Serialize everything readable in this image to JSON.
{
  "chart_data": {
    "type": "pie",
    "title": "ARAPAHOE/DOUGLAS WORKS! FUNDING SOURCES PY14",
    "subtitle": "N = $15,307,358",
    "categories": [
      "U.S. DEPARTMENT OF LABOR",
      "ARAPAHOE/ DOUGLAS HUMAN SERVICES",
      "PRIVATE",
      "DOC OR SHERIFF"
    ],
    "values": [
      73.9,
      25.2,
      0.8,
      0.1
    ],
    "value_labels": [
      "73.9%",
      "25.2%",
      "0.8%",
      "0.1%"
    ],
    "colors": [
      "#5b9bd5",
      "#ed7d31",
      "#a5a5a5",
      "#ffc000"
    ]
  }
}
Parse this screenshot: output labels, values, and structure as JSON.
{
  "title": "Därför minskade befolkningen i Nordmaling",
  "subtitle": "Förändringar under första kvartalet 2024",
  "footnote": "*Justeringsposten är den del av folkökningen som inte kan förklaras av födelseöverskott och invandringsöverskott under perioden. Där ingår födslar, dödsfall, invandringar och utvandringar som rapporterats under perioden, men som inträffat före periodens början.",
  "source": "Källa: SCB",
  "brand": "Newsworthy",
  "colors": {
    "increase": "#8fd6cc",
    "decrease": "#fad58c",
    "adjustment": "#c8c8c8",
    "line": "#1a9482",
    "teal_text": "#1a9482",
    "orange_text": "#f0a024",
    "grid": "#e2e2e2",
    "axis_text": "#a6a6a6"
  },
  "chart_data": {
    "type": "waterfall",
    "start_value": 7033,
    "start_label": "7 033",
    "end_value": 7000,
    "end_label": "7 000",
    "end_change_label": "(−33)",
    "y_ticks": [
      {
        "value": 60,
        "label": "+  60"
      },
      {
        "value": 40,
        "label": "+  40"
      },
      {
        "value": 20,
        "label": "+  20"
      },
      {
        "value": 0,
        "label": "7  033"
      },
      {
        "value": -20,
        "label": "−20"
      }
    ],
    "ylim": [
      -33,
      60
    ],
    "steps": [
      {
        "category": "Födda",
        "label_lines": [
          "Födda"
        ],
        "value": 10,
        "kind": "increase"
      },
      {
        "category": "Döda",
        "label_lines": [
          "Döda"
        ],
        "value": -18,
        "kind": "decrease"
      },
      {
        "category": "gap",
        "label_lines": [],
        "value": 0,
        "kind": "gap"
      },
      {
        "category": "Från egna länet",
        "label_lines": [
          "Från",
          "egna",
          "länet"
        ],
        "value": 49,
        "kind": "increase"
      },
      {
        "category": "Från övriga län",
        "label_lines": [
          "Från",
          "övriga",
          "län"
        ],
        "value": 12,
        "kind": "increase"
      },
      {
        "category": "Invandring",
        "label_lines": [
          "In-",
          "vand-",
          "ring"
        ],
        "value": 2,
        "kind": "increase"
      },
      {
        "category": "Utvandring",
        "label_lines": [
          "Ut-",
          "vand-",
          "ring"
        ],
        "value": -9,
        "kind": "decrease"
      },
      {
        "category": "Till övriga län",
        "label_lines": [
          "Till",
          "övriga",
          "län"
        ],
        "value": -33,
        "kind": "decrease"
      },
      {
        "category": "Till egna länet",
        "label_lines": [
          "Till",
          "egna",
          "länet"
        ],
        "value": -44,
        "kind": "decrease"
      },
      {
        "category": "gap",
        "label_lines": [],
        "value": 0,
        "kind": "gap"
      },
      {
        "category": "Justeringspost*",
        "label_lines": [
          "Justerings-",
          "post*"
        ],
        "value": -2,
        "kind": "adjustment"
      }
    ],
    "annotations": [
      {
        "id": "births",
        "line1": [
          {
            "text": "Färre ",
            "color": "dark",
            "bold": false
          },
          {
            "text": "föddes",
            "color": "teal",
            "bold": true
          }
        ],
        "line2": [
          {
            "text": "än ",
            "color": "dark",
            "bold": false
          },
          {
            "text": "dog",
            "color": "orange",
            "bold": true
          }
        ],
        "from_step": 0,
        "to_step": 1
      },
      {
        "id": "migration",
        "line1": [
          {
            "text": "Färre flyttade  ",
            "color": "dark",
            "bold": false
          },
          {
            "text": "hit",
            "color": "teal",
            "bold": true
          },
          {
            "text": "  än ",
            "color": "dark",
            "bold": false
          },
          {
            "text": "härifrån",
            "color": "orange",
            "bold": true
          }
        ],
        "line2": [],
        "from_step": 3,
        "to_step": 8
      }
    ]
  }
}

:: Given problem ::
Set all of the records down again, exactly as they stand.

:: Task response ::
Serialize everything readable in this image to JSON.
{
  "chart_data": {
    "type": "pie",
    "title": "ARAPAHOE/DOUGLAS WORKS! FUNDING SOURCES PY14",
    "subtitle": "N = $15,307,358",
    "categories": [
      "U.S. DEPARTMENT OF LABOR",
      "ARAPAHOE/ DOUGLAS HUMAN SERVICES",
      "PRIVATE",
      "DOC OR SHERIFF"
    ],
    "values": [
      73.9,
      25.2,
      0.8,
      0.1
    ],
    "value_labels": [
      "73.9%",
      "25.2%",
      "0.8%",
      "0.1%"
    ],
    "colors": [
      "#5b9bd5",
      "#ed7d31",
      "#a5a5a5",
      "#ffc000"
    ]
  }
}
Parse this screenshot: output labels, values, and structure as JSON.
{
  "title": "Därför minskade befolkningen i Nordmaling",
  "subtitle": "Förändringar under första kvartalet 2024",
  "footnote": "*Justeringsposten är den del av folkökningen som inte kan förklaras av födelseöverskott och invandringsöverskott under perioden. Där ingår födslar, dödsfall, invandringar och utvandringar som rapporterats under perioden, men som inträffat före periodens början.",
  "source": "Källa: SCB",
  "brand": "Newsworthy",
  "colors": {
    "increase": "#8fd6cc",
    "decrease": "#fad58c",
    "adjustment": "#c8c8c8",
    "line": "#1a9482",
    "teal_text": "#1a9482",
    "orange_text": "#f0a024",
    "grid": "#e2e2e2",
    "axis_text": "#a6a6a6"
  },
  "chart_data": {
    "type": "waterfall",
    "start_value": 7033,
    "start_label": "7 033",
    "end_value": 7000,
    "end_label": "7 000",
    "end_change_label": "(−33)",
    "y_ticks": [
      {
        "value": 60,
        "label": "+  60"
      },
      {
        "value": 40,
        "label": "+  40"
      },
      {
        "value": 20,
        "label": "+  20"
      },
      {
        "value": 0,
        "label": "7  033"
      },
      {
        "value": -20,
        "label": "−20"
      }
    ],
    "ylim": [
      -33,
      60
    ],
    "steps": [
      {
        "category": "Födda",
        "label_lines": [
          "Födda"
        ],
        "value": 10,
        "kind": "increase"
      },
      {
        "category": "Döda",
        "label_lines": [
          "Döda"
        ],
        "value": -18,
        "kind": "decrease"
      },
      {
        "category": "gap",
        "label_lines": [],
        "value": 0,
        "kind": "gap"
      },
      {
        "category": "Från egna länet",
        "label_lines": [
          "Från",
          "egna",
          "länet"
        ],
        "value": 49,
        "kind": "increase"
      },
      {
        "category": "Från övriga län",
        "label_lines": [
          "Från",
          "övriga",
          "län"
        ],
        "value": 12,
        "kind": "increase"
      },
      {
        "category": "Invandring",
        "label_lines": [
          "In-",
          "vand-",
          "ring"
        ],
        "value": 2,
        "kind": "increase"
      },
      {
        "category": "Utvandring",
        "label_lines": [
          "Ut-",
          "vand-",
          "ring"
        ],
        "value": -9,
        "kind": "decrease"
      },
      {
        "category": "Till övriga län",
        "label_lines": [
          "Till",
          "övriga",
          "län"
        ],
        "value": -33,
        "kind": "decrease"
      },
      {
        "category": "Till egna länet",
        "label_lines": [
          "Till",
          "egna",
          "länet"
        ],
        "value": -44,
        "kind": "decrease"
      },
      {
        "category": "gap",
        "label_lines": [],
        "value": 0,
        "kind": "gap"
      },
      {
        "category": "Justeringspost*",
        "label_lines": [
          "Justerings-",
          "post*"
        ],
        "value": -2,
        "kind": "adjustment"
      }
    ],
    "annotations": [
      {
        "id": "births",
        "line1": [
          {
            "text": "Färre ",
            "color": "dark",
            "bold": false
          },
          {
            "text": "föddes",
            "color": "teal",
            "bold": true
          }
        ],
        "line2": [
          {
            "text": "än ",
            "color": "dark",
            "bold": false
          },
          {
            "text": "dog",
            "color": "orange",
            "bold": true
          }
        ],
        "from_step": 0,
        "to_step": 1
      },
      {
        "id": "migration",
        "line1": [
          {
            "text": "Färre flyttade  ",
            "color": "dark",
            "bold": false
          },
          {
            "text": "hit",
            "color": "teal",
            "bold": true
          },
          {
            "text": "  än ",
            "color": "dark",
            "bold": false
          },
          {
            "text": "härifrån",
            "color": "orange",
            "bold": true
          }
        ],
        "line2": [],
        "from_step": 3,
        "to_step": 8
      }
    ]
  }
}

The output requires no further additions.